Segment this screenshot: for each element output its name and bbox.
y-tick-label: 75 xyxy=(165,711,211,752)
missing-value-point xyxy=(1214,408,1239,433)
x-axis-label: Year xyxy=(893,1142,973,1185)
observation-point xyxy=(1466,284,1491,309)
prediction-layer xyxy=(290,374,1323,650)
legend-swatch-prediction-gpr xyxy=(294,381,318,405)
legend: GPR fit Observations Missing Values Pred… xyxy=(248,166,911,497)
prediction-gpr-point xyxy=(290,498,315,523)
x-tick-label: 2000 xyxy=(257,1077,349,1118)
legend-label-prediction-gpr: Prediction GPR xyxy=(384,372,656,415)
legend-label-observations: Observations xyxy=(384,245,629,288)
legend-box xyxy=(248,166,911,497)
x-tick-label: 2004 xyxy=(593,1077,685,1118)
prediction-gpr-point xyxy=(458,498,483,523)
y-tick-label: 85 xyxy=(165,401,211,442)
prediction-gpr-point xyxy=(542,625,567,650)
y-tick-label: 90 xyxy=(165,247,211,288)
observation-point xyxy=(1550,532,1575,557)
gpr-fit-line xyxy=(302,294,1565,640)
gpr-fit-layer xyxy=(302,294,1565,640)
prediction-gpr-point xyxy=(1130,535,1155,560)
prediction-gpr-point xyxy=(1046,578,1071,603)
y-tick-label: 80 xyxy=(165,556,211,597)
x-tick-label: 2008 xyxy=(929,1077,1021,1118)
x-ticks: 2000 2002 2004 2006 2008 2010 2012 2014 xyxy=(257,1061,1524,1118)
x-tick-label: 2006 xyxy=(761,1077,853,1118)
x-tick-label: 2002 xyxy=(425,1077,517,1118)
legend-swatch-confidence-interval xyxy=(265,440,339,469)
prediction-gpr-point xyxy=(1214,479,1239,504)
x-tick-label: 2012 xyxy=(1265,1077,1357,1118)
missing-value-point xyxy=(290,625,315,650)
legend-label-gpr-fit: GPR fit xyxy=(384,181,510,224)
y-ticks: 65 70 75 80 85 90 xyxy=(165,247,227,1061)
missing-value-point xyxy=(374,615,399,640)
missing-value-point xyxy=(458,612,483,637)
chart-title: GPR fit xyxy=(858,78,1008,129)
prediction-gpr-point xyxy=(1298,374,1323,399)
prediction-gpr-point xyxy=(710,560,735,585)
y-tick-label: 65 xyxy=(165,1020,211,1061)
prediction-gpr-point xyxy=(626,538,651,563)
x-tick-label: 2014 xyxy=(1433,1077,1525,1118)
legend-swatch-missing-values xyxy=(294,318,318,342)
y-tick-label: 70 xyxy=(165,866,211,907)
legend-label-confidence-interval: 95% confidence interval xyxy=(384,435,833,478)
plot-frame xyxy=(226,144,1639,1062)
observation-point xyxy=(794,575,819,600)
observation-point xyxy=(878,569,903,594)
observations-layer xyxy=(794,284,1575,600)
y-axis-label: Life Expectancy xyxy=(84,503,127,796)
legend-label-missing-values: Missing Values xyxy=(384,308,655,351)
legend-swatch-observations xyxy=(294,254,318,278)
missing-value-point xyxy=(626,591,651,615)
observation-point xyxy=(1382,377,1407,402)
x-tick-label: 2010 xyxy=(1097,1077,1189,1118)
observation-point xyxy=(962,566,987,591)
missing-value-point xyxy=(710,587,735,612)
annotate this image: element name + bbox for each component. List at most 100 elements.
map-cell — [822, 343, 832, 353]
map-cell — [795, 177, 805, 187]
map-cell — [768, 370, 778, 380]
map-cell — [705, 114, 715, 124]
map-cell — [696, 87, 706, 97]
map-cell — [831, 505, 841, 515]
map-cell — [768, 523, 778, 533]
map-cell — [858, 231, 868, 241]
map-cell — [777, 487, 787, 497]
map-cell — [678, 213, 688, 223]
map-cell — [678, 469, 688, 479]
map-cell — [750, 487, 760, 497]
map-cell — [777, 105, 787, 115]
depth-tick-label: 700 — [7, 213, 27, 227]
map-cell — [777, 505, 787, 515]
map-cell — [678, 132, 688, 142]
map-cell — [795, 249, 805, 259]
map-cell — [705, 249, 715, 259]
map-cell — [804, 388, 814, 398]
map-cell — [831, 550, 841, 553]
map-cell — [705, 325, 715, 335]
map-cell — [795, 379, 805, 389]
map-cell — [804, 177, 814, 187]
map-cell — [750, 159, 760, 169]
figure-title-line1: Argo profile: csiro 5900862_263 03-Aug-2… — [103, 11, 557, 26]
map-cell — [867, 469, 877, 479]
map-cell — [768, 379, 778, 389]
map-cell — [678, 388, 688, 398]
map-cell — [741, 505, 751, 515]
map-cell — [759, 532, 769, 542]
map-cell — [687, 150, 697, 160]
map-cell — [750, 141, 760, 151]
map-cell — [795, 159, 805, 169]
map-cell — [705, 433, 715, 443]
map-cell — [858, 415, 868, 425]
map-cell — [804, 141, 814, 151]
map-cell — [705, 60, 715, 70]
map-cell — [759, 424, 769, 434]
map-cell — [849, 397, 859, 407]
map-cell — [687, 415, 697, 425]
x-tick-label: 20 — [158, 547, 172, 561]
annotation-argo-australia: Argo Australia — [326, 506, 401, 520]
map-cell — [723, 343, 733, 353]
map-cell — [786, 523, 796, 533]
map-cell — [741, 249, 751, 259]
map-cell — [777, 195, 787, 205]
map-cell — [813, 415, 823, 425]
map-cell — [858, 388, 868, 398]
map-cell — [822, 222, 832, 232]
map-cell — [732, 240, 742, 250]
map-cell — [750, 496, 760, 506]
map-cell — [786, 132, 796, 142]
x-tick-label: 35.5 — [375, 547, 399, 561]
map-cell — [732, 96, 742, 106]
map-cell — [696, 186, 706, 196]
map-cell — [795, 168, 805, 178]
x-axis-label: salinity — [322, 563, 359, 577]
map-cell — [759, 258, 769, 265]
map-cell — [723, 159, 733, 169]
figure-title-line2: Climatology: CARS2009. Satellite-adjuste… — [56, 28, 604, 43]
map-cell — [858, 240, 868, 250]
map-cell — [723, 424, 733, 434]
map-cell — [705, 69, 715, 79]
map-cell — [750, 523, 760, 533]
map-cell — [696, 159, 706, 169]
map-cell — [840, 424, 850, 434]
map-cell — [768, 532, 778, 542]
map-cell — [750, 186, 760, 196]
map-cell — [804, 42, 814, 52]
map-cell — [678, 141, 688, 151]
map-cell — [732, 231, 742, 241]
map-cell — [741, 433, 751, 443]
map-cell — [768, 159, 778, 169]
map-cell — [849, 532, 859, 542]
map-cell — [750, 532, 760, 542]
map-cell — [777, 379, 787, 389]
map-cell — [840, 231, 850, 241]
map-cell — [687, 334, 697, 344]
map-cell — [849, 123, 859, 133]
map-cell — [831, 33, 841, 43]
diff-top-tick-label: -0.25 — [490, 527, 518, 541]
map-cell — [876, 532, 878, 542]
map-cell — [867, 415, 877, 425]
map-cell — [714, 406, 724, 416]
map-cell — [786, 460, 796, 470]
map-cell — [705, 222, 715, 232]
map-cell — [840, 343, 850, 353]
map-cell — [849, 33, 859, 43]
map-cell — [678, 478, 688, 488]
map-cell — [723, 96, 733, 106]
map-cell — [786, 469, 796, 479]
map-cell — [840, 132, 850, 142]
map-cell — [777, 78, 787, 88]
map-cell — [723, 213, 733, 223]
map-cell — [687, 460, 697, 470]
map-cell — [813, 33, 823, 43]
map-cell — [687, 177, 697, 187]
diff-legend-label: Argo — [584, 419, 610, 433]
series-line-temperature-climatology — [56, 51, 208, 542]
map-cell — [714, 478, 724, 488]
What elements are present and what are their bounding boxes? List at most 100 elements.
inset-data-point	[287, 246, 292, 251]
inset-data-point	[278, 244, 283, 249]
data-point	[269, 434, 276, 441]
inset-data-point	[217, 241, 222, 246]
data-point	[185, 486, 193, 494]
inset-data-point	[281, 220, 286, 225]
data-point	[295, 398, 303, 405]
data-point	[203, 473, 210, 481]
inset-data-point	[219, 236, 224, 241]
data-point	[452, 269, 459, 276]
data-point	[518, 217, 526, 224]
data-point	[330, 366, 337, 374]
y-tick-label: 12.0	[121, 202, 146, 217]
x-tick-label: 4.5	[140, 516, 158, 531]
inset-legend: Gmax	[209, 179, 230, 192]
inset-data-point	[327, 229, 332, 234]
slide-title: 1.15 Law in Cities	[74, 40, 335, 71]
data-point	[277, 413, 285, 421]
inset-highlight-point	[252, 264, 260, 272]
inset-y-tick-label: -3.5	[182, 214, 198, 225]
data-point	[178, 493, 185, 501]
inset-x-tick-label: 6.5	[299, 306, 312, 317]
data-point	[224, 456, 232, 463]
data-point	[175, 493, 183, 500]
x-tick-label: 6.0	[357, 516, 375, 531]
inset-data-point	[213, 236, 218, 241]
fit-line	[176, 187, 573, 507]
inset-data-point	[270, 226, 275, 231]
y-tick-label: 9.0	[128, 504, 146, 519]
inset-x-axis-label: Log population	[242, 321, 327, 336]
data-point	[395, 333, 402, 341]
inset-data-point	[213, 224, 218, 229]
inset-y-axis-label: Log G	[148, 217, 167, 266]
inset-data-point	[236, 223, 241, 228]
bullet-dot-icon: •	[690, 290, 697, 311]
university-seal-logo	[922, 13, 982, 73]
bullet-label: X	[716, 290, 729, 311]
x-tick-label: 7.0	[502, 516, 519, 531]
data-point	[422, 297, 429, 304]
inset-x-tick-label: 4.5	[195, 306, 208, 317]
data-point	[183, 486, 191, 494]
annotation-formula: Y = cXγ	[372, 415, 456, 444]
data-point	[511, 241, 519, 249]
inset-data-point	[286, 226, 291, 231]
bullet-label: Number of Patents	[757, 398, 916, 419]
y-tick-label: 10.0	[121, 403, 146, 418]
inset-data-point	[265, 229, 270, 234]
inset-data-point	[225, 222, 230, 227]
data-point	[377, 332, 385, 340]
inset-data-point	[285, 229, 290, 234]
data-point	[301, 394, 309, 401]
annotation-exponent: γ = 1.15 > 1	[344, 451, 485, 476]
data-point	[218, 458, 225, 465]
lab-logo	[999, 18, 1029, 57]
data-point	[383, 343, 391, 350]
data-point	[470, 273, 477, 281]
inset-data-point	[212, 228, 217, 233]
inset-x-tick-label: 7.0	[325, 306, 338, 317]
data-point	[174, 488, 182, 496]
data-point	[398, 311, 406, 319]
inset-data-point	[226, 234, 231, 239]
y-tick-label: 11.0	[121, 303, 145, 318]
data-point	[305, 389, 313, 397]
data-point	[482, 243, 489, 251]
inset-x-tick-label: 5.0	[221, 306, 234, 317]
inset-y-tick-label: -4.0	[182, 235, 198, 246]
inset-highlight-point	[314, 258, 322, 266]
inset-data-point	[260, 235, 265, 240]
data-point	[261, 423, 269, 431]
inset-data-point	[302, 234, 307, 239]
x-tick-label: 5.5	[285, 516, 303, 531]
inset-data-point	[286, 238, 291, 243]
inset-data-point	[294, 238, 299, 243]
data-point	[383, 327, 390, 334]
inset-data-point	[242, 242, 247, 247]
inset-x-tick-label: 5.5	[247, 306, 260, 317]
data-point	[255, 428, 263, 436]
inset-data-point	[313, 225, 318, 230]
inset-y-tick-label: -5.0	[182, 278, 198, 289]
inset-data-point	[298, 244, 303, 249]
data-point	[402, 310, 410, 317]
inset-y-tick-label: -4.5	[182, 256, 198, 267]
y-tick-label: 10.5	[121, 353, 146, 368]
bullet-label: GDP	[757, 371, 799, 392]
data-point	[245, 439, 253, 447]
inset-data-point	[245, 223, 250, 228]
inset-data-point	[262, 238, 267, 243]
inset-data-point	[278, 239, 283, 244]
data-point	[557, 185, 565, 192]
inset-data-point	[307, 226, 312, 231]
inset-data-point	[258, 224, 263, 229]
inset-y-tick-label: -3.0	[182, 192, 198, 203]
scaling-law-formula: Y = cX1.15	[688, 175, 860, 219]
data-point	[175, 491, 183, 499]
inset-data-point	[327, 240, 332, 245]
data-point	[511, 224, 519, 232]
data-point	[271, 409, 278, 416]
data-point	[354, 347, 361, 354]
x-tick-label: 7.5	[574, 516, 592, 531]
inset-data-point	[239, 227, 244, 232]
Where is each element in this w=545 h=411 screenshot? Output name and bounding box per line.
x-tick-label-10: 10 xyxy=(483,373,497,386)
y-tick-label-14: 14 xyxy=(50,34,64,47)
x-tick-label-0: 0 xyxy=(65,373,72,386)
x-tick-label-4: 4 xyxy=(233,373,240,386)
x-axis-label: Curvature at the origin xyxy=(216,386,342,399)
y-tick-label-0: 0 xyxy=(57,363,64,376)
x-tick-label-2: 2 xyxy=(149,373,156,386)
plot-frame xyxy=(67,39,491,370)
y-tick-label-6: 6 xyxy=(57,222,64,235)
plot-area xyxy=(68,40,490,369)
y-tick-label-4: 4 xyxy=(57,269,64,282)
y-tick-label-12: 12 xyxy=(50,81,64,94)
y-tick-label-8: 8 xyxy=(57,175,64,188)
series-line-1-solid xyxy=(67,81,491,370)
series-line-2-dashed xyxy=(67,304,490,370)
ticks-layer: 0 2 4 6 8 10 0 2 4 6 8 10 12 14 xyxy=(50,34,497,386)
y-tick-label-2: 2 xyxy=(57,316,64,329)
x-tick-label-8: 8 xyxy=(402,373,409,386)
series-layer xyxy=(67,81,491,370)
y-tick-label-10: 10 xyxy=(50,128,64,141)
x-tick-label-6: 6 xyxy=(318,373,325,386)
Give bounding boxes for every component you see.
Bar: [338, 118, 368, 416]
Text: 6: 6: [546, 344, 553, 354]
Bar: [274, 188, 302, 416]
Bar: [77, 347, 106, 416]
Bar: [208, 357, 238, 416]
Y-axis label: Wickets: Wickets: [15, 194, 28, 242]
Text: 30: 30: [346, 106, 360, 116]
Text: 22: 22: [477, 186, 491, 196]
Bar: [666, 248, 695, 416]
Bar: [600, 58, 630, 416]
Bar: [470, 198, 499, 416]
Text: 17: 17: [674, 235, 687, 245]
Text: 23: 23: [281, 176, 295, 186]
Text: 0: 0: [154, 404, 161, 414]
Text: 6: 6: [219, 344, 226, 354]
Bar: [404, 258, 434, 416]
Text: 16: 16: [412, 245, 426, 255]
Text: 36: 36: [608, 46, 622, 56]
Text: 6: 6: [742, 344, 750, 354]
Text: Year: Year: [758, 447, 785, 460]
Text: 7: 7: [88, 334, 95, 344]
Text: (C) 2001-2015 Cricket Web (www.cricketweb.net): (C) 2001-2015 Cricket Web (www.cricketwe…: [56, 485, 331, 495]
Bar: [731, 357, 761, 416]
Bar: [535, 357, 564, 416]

- - -

- **STATED GOAL**
Write out the records again word for word, starting at their first line and ending with the line that contains "x-tick-label: 2000 xyxy=(257,1077,349,1118)". Include both of those lines and nothing else.

- **FULL SOLUTION**
Segment this screenshot: for each element output its name and bbox.
y-tick-label: 75 xyxy=(165,711,211,752)
missing-value-point xyxy=(1214,408,1239,433)
x-axis-label: Year xyxy=(893,1142,973,1185)
observation-point xyxy=(1466,284,1491,309)
prediction-layer xyxy=(290,374,1323,650)
legend-swatch-prediction-gpr xyxy=(294,381,318,405)
legend: GPR fit Observations Missing Values Pred… xyxy=(248,166,911,497)
prediction-gpr-point xyxy=(290,498,315,523)
x-tick-label: 2000 xyxy=(257,1077,349,1118)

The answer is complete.